### [Written request]
Go through the entries and transcribe each one exactly, dropping the pictures.

### [Material to process]
-- begin --

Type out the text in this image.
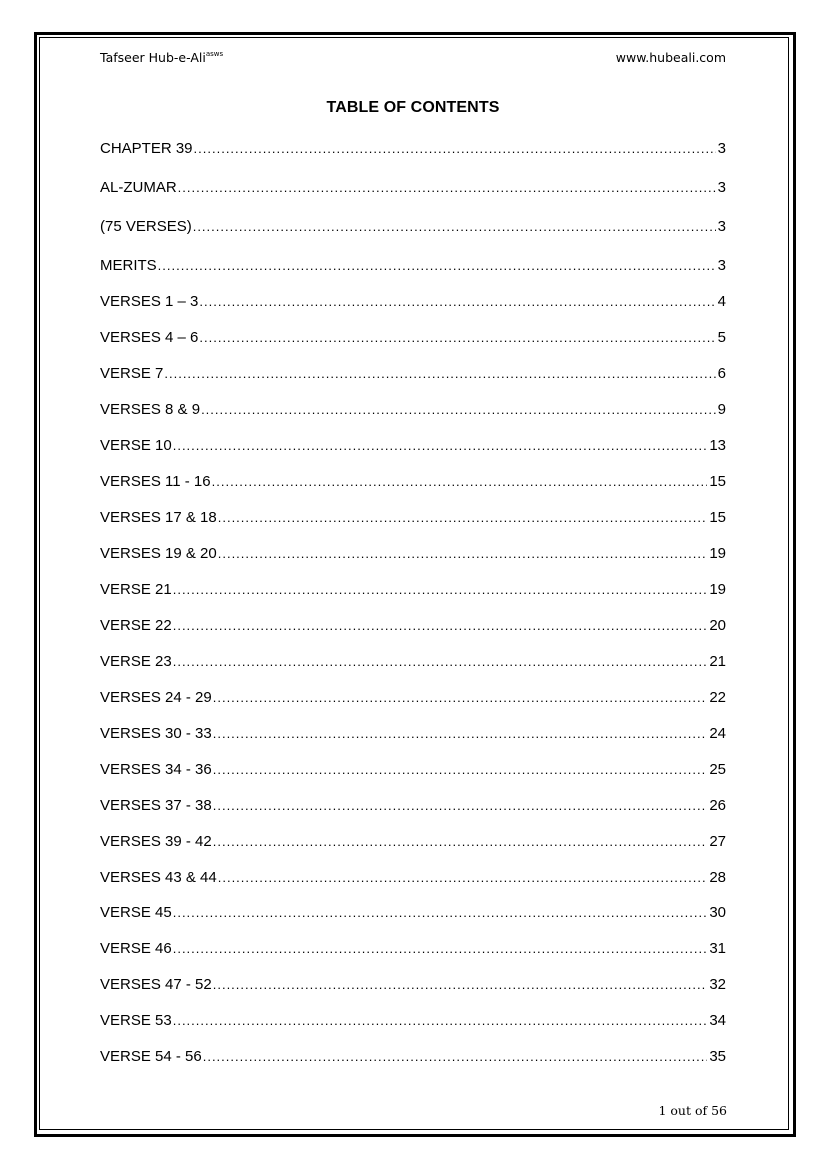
Tafseer Hub-e-Ali$^{asws}$	www.hubeali.com
TABLE OF CONTENTS
CHAPTER 39 .....	3
AL-ZUMAR .....	3
(75 VERSES) .....	3
MERITS .....	3
VERSES 1 – 3 .....	4
VERSES 4 – 6 .....	5
VERSE 7 .....	6
VERSES 8 & 9 .....	9
VERSE 10 .....	13
VERSES 11 - 16 .....	15
VERSES 17 & 18 .....	15
VERSES 19 & 20 .....	19
VERSE 21 .....	19
VERSE 22 .....	20
VERSE 23 .....	21
VERSES 24 - 29 .....	22
VERSES 30 - 33 .....	24
VERSES 34 - 36 .....	25
VERSES 37 - 38 .....	26
VERSES 39 - 42 .....	27
VERSES 43 & 44 .....	28
VERSE 45 .....	30
VERSE 46 .....	31
VERSES 47 - 52 .....	32
VERSE 53 .....	34
VERSE 54 - 56 .....	35
1 out of 56
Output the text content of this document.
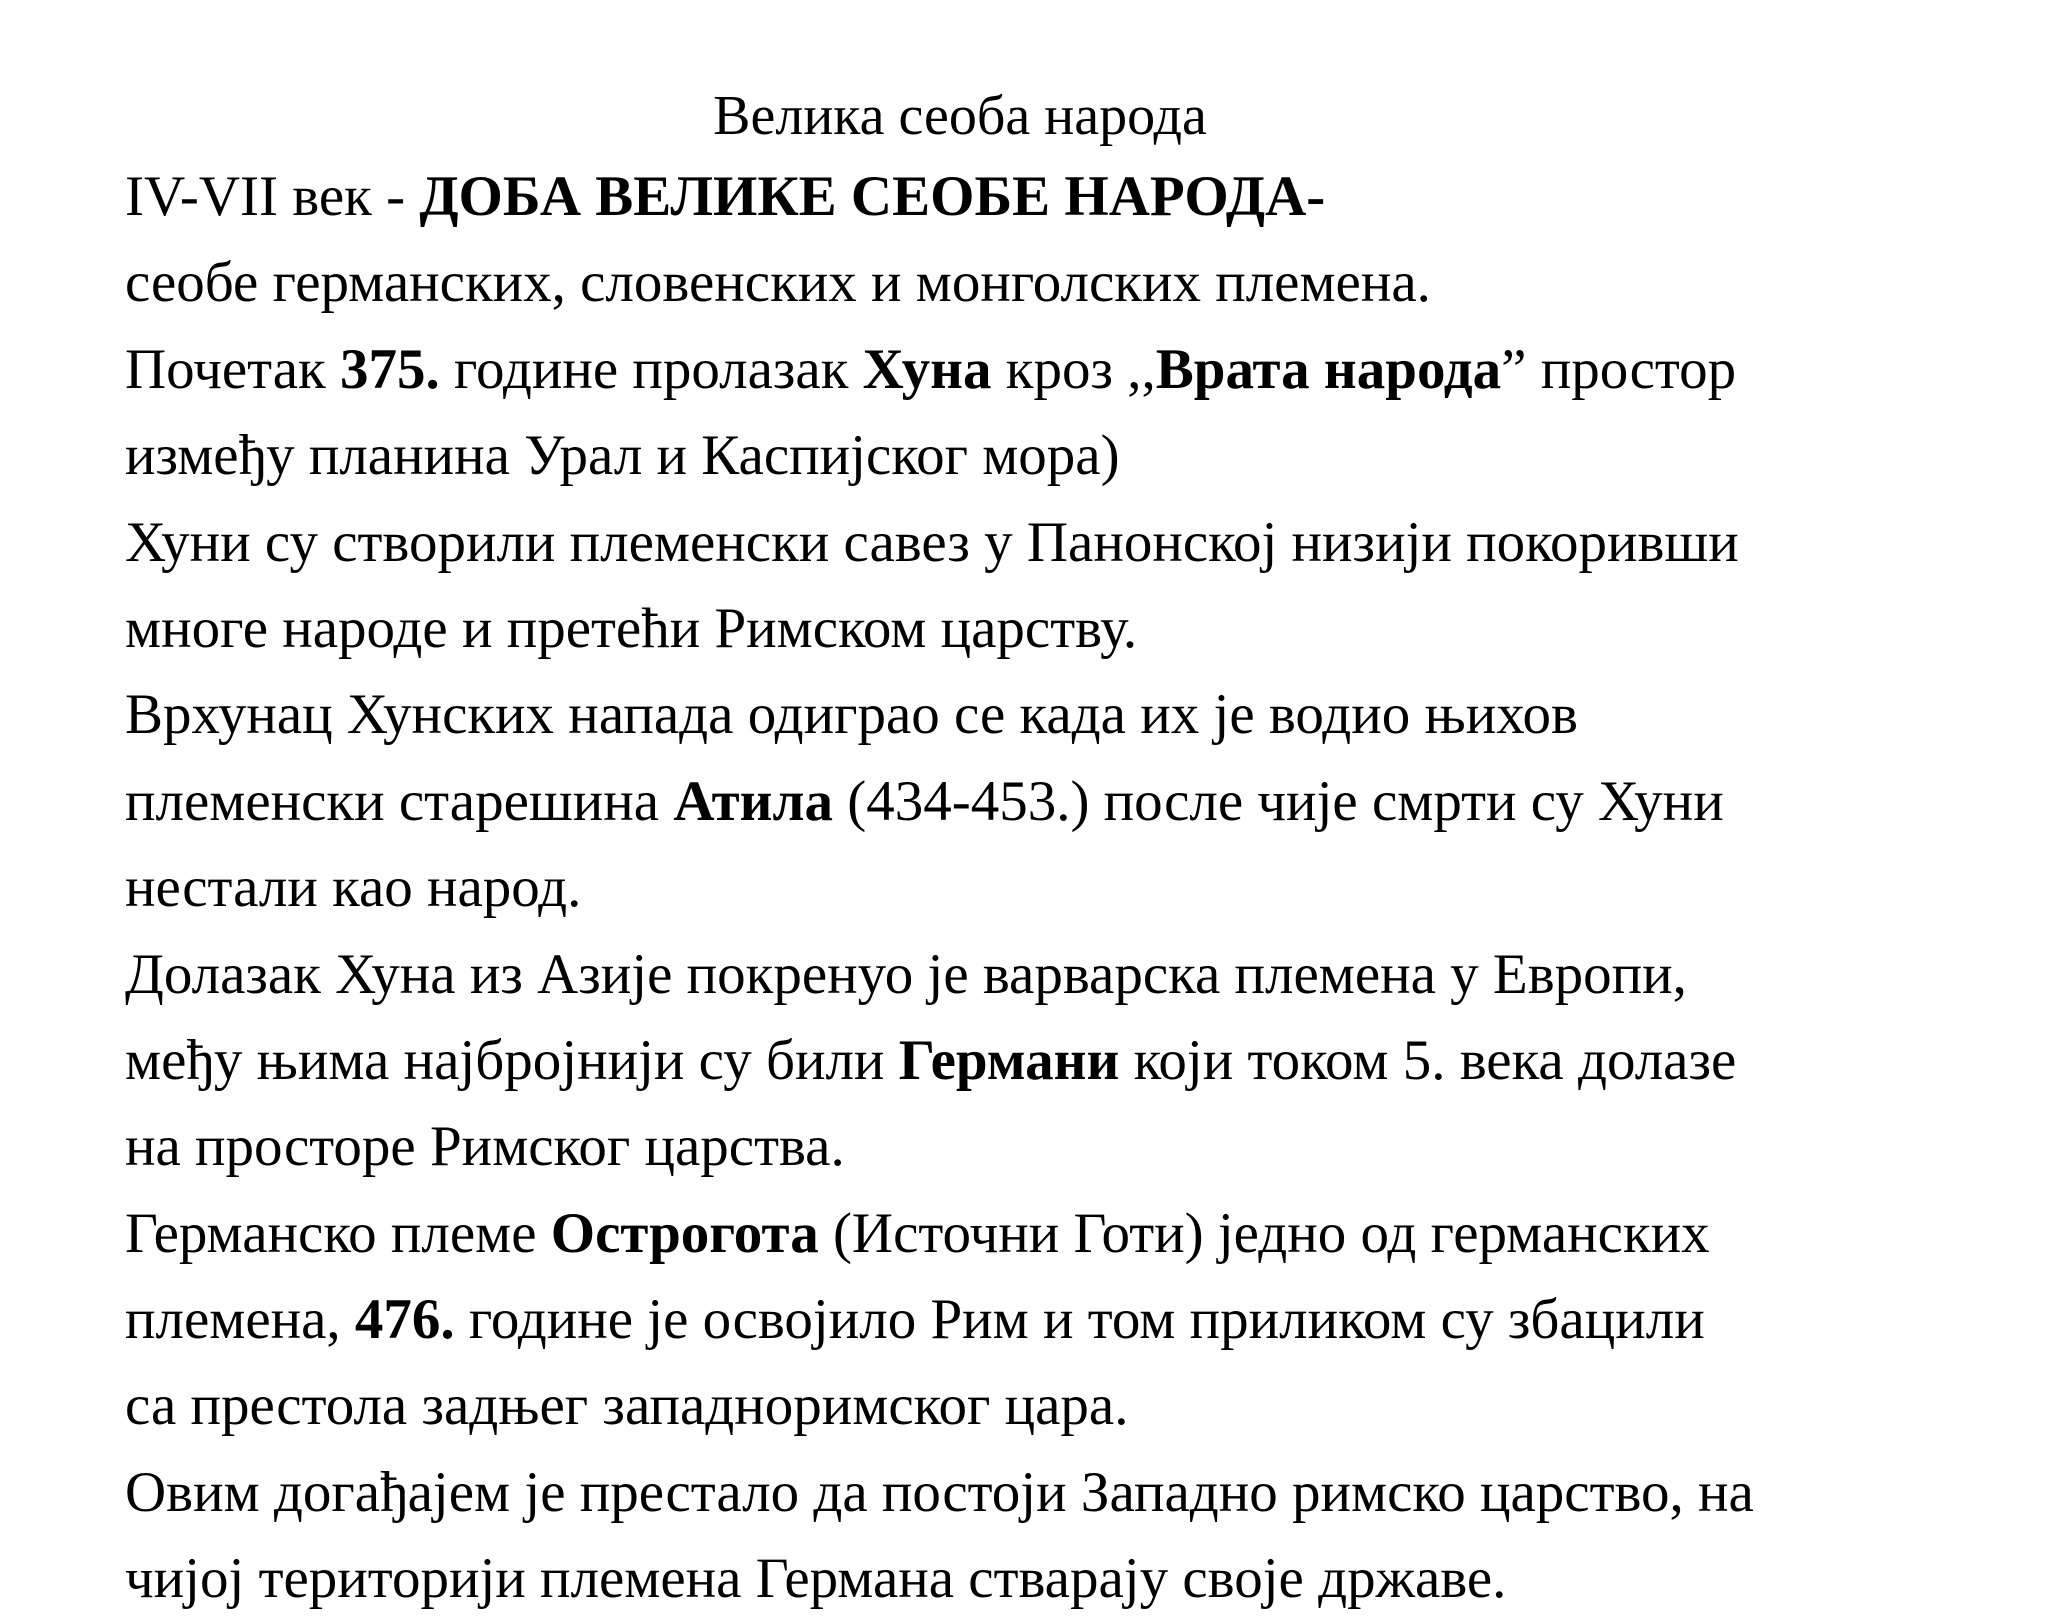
Велика сеоба народа
IV-VII век - ДОБА ВЕЛИКЕ СЕОБЕ НАРОДА-
сеобе германских, словенских и монголских племена.
Почетак 375. године пролазак Хуна кроз ,,Врата народа” простор
између планина Урал и Каспијског мора)
Хуни су створили племенски савез у Панонској низији покоривши
многе народе и претећи Римском царству.
Врхунац Хунских напада одиграо се када их је водио њихов
племенски старешина Атила (434-453.) после чије смрти су Хуни
нестали као народ.
Долазак Хуна из Азије покренуо је варварска племена у Европи,
међу њима најбројнији су били Германи који током 5. века долазе
на просторе Римског царства.
Германско племе Острогота (Источни Готи) једно од германских
племена, 476. године је освојило Рим и том приликом су збацили
са престола задњег западноримског цара.
Овим догађајем је престало да постоји Западно римско царство, на
чијој територији племена Германа стварају своје државе.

-- end --

### [The solution]
Type out the text in this image.
Tafseer Hub-e-Ali$^{asws}$	www.hubeali.com
TABLE OF CONTENTS
CHAPTER 39 .....	3
AL-ZUMAR .....	3
(75 VERSES) .....	3
MERITS .....	3
VERSES 1 – 3 .....	4
VERSES 4 – 6 .....	5
VERSE 7 .....	6
VERSES 8 & 9 .....	9
VERSE 10 .....	13
VERSES 11 - 16 .....	15
VERSES 17 & 18 .....	15
VERSES 19 & 20 .....	19
VERSE 21 .....	19
VERSE 22 .....	20
VERSE 23 .....	21
VERSES 24 - 29 .....	22
VERSES 30 - 33 .....	24
VERSES 34 - 36 .....	25
VERSES 37 - 38 .....	26
VERSES 39 - 42 .....	27
VERSES 43 & 44 .....	28
VERSE 45 .....	30
VERSE 46 .....	31
VERSES 47 - 52 .....	32
VERSE 53 .....	34
VERSE 54 - 56 .....	35
1 out of 56
Output the text content of this document.
Велика сеоба народа
IV-VII век - ДОБА ВЕЛИКЕ СЕОБЕ НАРОДА-
сеобе германских, словенских и монголских племена.
Почетак 375. године пролазак Хуна кроз ,,Врата народа” простор
између планина Урал и Каспијског мора)
Хуни су створили племенски савез у Панонској низији покоривши
многе народе и претећи Римском царству.
Врхунац Хунских напада одиграо се када их је водио њихов
племенски старешина Атила (434-453.) после чије смрти су Хуни
нестали као народ.
Долазак Хуна из Азије покренуо је варварска племена у Европи,
међу њима најбројнији су били Германи који током 5. века долазе
на просторе Римског царства.
Германско племе Острогота (Источни Готи) једно од германских
племена, 476. године је освојило Рим и том приликом су збацили
са престола задњег западноримског цара.
Овим догађајем је престало да постоји Западно римско царство, на
чијој територији племена Германа стварају своје државе.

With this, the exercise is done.